[begin Information supplied]
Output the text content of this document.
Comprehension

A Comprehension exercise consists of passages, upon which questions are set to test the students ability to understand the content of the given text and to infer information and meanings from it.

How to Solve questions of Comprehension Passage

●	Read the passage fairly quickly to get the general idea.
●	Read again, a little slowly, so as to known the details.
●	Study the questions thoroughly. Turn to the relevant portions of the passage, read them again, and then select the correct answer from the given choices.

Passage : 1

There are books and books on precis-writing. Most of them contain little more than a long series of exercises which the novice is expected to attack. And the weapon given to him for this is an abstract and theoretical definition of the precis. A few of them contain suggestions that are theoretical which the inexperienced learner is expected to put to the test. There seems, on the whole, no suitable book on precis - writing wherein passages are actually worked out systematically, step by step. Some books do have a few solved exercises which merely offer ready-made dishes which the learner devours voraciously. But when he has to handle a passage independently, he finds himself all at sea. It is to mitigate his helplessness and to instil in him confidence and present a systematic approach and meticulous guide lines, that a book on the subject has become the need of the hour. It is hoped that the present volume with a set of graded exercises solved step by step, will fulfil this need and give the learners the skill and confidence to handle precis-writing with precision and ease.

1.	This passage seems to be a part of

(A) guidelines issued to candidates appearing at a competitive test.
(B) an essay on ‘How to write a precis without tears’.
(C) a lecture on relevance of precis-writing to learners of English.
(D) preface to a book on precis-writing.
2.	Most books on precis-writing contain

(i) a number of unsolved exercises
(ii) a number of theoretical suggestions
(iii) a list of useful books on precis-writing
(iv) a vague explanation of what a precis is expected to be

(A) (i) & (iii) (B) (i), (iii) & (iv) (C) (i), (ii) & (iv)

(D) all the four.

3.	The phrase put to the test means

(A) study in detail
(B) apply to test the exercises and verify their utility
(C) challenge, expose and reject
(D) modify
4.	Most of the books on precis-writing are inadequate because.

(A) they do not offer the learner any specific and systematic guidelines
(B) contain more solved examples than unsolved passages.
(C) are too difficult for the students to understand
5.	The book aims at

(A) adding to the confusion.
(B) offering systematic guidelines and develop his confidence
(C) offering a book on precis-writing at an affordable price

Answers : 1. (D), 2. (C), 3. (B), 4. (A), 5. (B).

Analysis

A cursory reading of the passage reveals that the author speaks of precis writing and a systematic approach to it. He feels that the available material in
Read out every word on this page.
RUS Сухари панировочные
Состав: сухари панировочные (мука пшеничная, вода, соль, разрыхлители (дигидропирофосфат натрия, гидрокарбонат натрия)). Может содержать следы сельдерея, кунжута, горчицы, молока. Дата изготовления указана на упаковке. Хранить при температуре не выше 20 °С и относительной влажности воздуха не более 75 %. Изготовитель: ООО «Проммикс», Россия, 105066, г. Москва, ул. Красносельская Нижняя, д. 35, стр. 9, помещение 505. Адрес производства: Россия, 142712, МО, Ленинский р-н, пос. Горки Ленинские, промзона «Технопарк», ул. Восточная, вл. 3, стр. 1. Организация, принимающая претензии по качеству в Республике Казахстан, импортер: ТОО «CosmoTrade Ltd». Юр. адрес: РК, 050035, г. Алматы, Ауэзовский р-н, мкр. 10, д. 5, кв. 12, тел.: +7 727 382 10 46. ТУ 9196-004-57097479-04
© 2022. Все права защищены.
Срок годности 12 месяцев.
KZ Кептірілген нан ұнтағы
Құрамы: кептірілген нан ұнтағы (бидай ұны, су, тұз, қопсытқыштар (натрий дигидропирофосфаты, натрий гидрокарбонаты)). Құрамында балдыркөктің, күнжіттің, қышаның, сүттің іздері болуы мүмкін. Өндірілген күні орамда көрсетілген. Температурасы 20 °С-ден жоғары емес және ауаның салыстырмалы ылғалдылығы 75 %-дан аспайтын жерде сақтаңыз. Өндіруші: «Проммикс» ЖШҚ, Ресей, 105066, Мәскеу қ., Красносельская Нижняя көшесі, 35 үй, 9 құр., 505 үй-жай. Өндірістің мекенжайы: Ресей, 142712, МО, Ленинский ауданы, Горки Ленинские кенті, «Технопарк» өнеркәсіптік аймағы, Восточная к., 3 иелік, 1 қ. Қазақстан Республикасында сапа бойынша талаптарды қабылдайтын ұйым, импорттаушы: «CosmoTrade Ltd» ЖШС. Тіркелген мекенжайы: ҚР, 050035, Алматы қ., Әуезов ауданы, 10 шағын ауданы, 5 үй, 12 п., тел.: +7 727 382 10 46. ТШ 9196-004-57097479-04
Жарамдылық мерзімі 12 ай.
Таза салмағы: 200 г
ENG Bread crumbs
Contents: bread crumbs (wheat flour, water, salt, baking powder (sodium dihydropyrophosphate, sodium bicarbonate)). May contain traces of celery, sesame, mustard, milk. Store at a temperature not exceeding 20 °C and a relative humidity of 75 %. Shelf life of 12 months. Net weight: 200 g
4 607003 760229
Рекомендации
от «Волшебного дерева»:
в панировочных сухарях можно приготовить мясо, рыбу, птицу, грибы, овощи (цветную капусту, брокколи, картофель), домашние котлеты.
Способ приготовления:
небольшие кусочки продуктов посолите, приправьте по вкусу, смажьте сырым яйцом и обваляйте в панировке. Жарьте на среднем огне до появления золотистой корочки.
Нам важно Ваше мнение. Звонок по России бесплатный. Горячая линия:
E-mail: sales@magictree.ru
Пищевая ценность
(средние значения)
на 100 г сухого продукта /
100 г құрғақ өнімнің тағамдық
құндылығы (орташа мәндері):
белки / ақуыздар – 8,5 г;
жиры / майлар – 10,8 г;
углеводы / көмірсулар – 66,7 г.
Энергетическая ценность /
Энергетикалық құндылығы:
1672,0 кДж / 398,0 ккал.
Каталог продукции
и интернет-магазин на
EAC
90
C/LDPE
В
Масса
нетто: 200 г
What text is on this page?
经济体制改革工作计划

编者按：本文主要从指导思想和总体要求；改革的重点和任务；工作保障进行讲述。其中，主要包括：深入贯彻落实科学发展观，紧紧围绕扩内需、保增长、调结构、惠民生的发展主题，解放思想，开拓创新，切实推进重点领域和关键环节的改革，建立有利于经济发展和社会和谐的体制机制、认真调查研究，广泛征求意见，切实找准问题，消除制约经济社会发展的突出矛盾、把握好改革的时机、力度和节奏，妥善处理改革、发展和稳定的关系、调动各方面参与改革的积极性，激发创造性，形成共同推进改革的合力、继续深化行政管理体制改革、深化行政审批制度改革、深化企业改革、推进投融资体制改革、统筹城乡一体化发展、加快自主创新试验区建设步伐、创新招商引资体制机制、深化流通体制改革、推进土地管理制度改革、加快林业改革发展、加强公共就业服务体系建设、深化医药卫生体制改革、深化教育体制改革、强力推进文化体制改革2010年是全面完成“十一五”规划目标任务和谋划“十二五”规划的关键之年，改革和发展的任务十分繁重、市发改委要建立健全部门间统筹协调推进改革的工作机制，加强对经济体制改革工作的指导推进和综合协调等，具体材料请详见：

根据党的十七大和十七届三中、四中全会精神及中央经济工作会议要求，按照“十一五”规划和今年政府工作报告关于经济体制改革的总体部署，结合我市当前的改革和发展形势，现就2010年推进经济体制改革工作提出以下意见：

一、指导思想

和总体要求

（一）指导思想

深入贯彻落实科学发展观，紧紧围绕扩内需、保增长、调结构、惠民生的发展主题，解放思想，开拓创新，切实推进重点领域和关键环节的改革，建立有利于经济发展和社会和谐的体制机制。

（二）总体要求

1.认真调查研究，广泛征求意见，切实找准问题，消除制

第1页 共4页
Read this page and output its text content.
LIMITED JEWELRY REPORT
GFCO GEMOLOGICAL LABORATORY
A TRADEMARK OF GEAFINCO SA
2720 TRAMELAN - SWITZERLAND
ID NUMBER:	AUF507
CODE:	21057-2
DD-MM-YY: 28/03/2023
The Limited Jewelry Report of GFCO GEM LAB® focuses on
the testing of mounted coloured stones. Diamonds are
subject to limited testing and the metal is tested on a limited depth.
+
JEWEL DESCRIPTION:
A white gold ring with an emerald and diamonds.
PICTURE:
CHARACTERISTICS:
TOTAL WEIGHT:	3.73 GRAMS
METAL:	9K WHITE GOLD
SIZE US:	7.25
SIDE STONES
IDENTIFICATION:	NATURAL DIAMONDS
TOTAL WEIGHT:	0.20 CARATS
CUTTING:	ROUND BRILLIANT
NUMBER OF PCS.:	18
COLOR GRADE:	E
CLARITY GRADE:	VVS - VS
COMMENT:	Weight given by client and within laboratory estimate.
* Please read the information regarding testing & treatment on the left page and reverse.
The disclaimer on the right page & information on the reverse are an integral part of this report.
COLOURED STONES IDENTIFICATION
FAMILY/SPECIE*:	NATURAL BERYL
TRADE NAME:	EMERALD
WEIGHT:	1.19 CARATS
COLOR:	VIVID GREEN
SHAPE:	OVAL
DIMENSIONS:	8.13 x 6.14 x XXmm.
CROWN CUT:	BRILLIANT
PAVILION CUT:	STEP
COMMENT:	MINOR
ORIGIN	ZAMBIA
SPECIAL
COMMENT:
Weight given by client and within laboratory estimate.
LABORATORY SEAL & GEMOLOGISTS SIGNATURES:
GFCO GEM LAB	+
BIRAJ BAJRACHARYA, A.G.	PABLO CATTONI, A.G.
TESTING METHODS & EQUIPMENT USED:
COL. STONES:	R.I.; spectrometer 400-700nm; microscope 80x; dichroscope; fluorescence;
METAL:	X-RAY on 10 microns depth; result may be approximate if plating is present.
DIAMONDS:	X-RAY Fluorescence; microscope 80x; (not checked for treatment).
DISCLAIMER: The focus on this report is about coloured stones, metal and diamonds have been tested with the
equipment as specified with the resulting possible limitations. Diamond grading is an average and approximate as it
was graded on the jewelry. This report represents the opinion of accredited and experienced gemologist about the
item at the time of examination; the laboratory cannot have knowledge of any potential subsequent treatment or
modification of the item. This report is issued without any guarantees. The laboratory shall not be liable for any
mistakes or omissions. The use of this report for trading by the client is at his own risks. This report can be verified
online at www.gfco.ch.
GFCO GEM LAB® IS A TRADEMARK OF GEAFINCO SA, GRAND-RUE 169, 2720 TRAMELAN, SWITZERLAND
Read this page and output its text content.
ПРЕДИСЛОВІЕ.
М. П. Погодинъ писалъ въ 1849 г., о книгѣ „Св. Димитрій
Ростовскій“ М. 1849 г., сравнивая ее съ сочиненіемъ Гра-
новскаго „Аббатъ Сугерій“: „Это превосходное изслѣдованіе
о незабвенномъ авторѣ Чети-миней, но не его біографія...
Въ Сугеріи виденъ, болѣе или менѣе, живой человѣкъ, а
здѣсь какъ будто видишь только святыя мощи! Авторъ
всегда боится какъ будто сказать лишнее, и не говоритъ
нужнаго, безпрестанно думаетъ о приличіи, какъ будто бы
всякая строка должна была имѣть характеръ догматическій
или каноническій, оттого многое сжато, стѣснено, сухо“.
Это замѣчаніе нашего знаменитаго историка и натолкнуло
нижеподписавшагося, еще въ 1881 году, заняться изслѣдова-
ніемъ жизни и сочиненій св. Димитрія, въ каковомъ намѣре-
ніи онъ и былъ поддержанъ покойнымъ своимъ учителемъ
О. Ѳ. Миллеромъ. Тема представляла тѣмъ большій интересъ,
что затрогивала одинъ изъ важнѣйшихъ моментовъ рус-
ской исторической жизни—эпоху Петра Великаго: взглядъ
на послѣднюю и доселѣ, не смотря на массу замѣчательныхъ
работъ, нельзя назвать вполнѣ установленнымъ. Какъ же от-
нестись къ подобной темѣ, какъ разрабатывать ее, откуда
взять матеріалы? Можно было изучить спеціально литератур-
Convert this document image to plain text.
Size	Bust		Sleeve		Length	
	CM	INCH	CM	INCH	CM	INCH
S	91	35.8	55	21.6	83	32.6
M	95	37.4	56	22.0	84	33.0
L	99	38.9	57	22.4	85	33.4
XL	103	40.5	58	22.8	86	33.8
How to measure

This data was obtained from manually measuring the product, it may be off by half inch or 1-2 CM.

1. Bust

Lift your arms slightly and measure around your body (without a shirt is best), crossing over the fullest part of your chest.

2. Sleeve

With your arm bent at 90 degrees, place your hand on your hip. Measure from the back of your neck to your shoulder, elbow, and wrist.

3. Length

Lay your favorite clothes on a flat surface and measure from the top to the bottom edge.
[end Information supplied]
* What is expected
In the listing, find all lines with the string "subject" and copy them.

* Exercise answer
There are books and books on precis-writing. Most of them contain little more than a long series of exercises which the novice is expected to attack. And the weapon given to him for this is an abstract and theoretical definition of the precis. A few of them contain suggestions that are theoretical which the inexperienced learner is expected to put to the test. There seems, on the whole, no suitable book on precis - writing wherein passages are actually worked out systematically, step by step. Some books do have a few solved exercises which merely offer ready-made dishes which the learner devours voraciously. But when he has to handle a passage independently, he finds himself all at sea. It is to mitigate his helplessness and to instil in him confidence and present a systematic approach and meticulous guide lines, that a book on the subject has become the need of the hour. It is hoped that the present volume with a set of graded exercises solved step by step, will fulfil this need and give the learners the skill and confidence to handle precis-writing with precision and ease.
subject to limited testing and the metal is tested on a limited depth.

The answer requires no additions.